▸ Problem statement: In the material below, identify each line bearing the word "الأصل". Reproduce those lines.

▸ Source records:
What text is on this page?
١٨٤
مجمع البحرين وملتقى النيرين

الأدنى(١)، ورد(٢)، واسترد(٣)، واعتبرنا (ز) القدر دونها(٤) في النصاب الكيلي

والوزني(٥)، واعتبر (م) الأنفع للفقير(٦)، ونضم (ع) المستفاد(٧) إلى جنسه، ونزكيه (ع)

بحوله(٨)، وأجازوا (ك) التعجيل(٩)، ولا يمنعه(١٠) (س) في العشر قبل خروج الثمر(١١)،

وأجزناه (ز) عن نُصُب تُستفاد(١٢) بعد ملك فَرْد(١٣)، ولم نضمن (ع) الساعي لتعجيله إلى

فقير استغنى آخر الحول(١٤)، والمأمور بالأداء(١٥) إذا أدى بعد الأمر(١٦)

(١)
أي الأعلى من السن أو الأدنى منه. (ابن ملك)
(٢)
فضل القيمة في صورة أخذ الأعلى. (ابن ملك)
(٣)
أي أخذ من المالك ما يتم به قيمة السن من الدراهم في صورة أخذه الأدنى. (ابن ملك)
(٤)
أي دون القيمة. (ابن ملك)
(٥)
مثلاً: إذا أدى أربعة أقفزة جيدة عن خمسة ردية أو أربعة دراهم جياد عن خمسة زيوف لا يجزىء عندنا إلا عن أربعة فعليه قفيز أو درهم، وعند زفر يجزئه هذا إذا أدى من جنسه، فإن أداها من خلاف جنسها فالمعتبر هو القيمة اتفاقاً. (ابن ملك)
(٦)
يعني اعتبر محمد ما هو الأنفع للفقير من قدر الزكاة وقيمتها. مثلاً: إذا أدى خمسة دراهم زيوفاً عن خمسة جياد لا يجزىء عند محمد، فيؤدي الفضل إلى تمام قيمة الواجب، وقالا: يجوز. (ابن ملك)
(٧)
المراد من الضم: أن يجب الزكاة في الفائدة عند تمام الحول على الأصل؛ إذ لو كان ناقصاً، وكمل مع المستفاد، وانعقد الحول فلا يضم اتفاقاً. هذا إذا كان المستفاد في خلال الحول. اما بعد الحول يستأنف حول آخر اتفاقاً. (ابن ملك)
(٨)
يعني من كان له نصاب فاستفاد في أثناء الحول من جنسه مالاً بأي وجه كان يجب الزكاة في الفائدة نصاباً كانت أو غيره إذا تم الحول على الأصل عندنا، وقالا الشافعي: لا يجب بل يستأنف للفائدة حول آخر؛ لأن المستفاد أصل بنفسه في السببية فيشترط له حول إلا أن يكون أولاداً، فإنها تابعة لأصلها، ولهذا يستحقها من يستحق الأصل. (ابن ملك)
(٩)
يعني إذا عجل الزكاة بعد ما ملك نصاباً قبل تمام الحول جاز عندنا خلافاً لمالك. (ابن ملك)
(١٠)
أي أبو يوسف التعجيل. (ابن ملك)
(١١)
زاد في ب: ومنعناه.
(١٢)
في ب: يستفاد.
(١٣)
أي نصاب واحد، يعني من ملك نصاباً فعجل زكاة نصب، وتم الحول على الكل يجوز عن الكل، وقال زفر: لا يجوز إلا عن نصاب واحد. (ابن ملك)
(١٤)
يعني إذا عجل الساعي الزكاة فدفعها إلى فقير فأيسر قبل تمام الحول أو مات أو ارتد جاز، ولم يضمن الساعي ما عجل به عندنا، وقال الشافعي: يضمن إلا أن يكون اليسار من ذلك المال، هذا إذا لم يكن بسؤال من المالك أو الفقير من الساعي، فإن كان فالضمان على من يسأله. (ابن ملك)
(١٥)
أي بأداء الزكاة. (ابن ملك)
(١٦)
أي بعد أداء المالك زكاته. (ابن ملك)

▸ Response to this task:
المراد من الضم: أن يجب الزكاة في الفائدة عند تمام الحول على الأصل؛ إذ لو كان ناقصاً، وكمل مع المستفاد، وانعقد الحول فلا يضم اتفاقاً. هذا إذا كان المستفاد في خلال الحول. اما بعد الحول يستأنف حول آخر اتفاقاً. (ابن ملك)
يعني من كان له نصاب فاستفاد في أثناء الحول من جنسه مالاً بأي وجه كان يجب الزكاة في الفائدة نصاباً كانت أو غيره إذا تم الحول على الأصل عندنا، وقالا الشافعي: لا يجب بل يستأنف للفائدة حول آخر؛ لأن المستفاد أصل بنفسه في السببية فيشترط له حول إلا أن يكون أولاداً، فإنها تابعة لأصلها، ولهذا يستحقها من يستحق الأصل. (ابن ملك)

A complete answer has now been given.